*TASK DIRECTIONS:*
Each entry below must be repeated word for word.

(Entries from a dataset)
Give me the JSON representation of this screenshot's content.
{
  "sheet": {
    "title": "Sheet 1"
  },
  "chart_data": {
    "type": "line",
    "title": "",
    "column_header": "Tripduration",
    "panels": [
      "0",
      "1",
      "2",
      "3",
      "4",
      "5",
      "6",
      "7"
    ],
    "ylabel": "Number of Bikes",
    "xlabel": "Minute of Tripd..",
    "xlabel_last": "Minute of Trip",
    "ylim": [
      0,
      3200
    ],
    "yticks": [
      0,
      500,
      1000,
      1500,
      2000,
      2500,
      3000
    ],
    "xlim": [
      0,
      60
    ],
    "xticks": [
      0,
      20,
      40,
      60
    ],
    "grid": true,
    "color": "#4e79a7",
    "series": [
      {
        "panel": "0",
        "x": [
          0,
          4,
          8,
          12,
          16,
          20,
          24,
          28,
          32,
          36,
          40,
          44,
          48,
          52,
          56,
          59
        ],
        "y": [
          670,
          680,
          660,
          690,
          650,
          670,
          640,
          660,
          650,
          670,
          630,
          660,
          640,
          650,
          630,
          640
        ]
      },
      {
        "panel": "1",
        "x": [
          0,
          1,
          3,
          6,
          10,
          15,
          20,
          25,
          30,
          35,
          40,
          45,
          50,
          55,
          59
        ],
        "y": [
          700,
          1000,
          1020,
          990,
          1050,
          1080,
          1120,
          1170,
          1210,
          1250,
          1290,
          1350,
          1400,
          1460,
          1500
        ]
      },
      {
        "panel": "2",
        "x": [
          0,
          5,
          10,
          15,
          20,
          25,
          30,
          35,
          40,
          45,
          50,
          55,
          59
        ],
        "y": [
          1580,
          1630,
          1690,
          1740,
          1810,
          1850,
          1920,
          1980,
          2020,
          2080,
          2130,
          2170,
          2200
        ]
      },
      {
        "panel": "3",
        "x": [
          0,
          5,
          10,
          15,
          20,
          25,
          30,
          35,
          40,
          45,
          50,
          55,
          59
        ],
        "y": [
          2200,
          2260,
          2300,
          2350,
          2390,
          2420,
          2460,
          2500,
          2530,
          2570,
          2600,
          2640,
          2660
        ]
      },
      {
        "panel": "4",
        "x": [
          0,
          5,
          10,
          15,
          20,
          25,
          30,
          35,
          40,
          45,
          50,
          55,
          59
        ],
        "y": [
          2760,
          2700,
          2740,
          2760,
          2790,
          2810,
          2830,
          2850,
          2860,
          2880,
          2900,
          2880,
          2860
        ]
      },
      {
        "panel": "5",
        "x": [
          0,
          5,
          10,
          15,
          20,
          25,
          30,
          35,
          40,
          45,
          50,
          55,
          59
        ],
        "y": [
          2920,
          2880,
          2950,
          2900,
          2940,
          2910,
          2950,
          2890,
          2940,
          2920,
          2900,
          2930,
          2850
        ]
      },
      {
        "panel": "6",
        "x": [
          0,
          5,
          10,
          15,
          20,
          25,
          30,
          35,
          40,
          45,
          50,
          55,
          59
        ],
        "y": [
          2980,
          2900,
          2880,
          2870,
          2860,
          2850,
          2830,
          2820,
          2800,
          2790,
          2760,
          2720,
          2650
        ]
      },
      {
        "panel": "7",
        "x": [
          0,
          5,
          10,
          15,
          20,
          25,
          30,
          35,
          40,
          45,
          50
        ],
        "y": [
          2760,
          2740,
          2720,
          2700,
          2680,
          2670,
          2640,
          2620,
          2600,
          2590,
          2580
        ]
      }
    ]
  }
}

*SOLVED PROBLEM:*
Give me the JSON representation of this screenshot's content.
{
  "sheet": {
    "title": "Sheet 1"
  },
  "chart_data": {
    "type": "line",
    "title": "",
    "column_header": "Tripduration",
    "panels": [
      "0",
      "1",
      "2",
      "3",
      "4",
      "5",
      "6",
      "7"
    ],
    "ylabel": "Number of Bikes",
    "xlabel": "Minute of Tripd..",
    "xlabel_last": "Minute of Trip",
    "ylim": [
      0,
      3200
    ],
    "yticks": [
      0,
      500,
      1000,
      1500,
      2000,
      2500,
      3000
    ],
    "xlim": [
      0,
      60
    ],
    "xticks": [
      0,
      20,
      40,
      60
    ],
    "grid": true,
    "color": "#4e79a7",
    "series": [
      {
        "panel": "0",
        "x": [
          0,
          4,
          8,
          12,
          16,
          20,
          24,
          28,
          32,
          36,
          40,
          44,
          48,
          52,
          56,
          59
        ],
        "y": [
          670,
          680,
          660,
          690,
          650,
          670,
          640,
          660,
          650,
          670,
          630,
          660,
          640,
          650,
          630,
          640
        ]
      },
      {
        "panel": "1",
        "x": [
          0,
          1,
          3,
          6,
          10,
          15,
          20,
          25,
          30,
          35,
          40,
          45,
          50,
          55,
          59
        ],
        "y": [
          700,
          1000,
          1020,
          990,
          1050,
          1080,
          1120,
          1170,
          1210,
          1250,
          1290,
          1350,
          1400,
          1460,
          1500
        ]
      },
      {
        "panel": "2",
        "x": [
          0,
          5,
          10,
          15,
          20,
          25,
          30,
          35,
          40,
          45,
          50,
          55,
          59
        ],
        "y": [
          1580,
          1630,
          1690,
          1740,
          1810,
          1850,
          1920,
          1980,
          2020,
          2080,
          2130,
          2170,
          2200
        ]
      },
      {
        "panel": "3",
        "x": [
          0,
          5,
          10,
          15,
          20,
          25,
          30,
          35,
          40,
          45,
          50,
          55,
          59
        ],
        "y": [
          2200,
          2260,
          2300,
          2350,
          2390,
          2420,
          2460,
          2500,
          2530,
          2570,
          2600,
          2640,
          2660
        ]
      },
      {
        "panel": "4",
        "x": [
          0,
          5,
          10,
          15,
          20,
          25,
          30,
          35,
          40,
          45,
          50,
          55,
          59
        ],
        "y": [
          2760,
          2700,
          2740,
          2760,
          2790,
          2810,
          2830,
          2850,
          2860,
          2880,
          2900,
          2880,
          2860
        ]
      },
      {
        "panel": "5",
        "x": [
          0,
          5,
          10,
          15,
          20,
          25,
          30,
          35,
          40,
          45,
          50,
          55,
          59
        ],
        "y": [
          2920,
          2880,
          2950,
          2900,
          2940,
          2910,
          2950,
          2890,
          2940,
          2920,
          2900,
          2930,
          2850
        ]
      },
      {
        "panel": "6",
        "x": [
          0,
          5,
          10,
          15,
          20,
          25,
          30,
          35,
          40,
          45,
          50,
          55,
          59
        ],
        "y": [
          2980,
          2900,
          2880,
          2870,
          2860,
          2850,
          2830,
          2820,
          2800,
          2790,
          2760,
          2720,
          2650
        ]
      },
      {
        "panel": "7",
        "x": [
          0,
          5,
          10,
          15,
          20,
          25,
          30,
          35,
          40,
          45,
          50
        ],
        "y": [
          2760,
          2740,
          2720,
          2700,
          2680,
          2670,
          2640,
          2620,
          2600,
          2590,
          2580
        ]
      }
    ]
  }
}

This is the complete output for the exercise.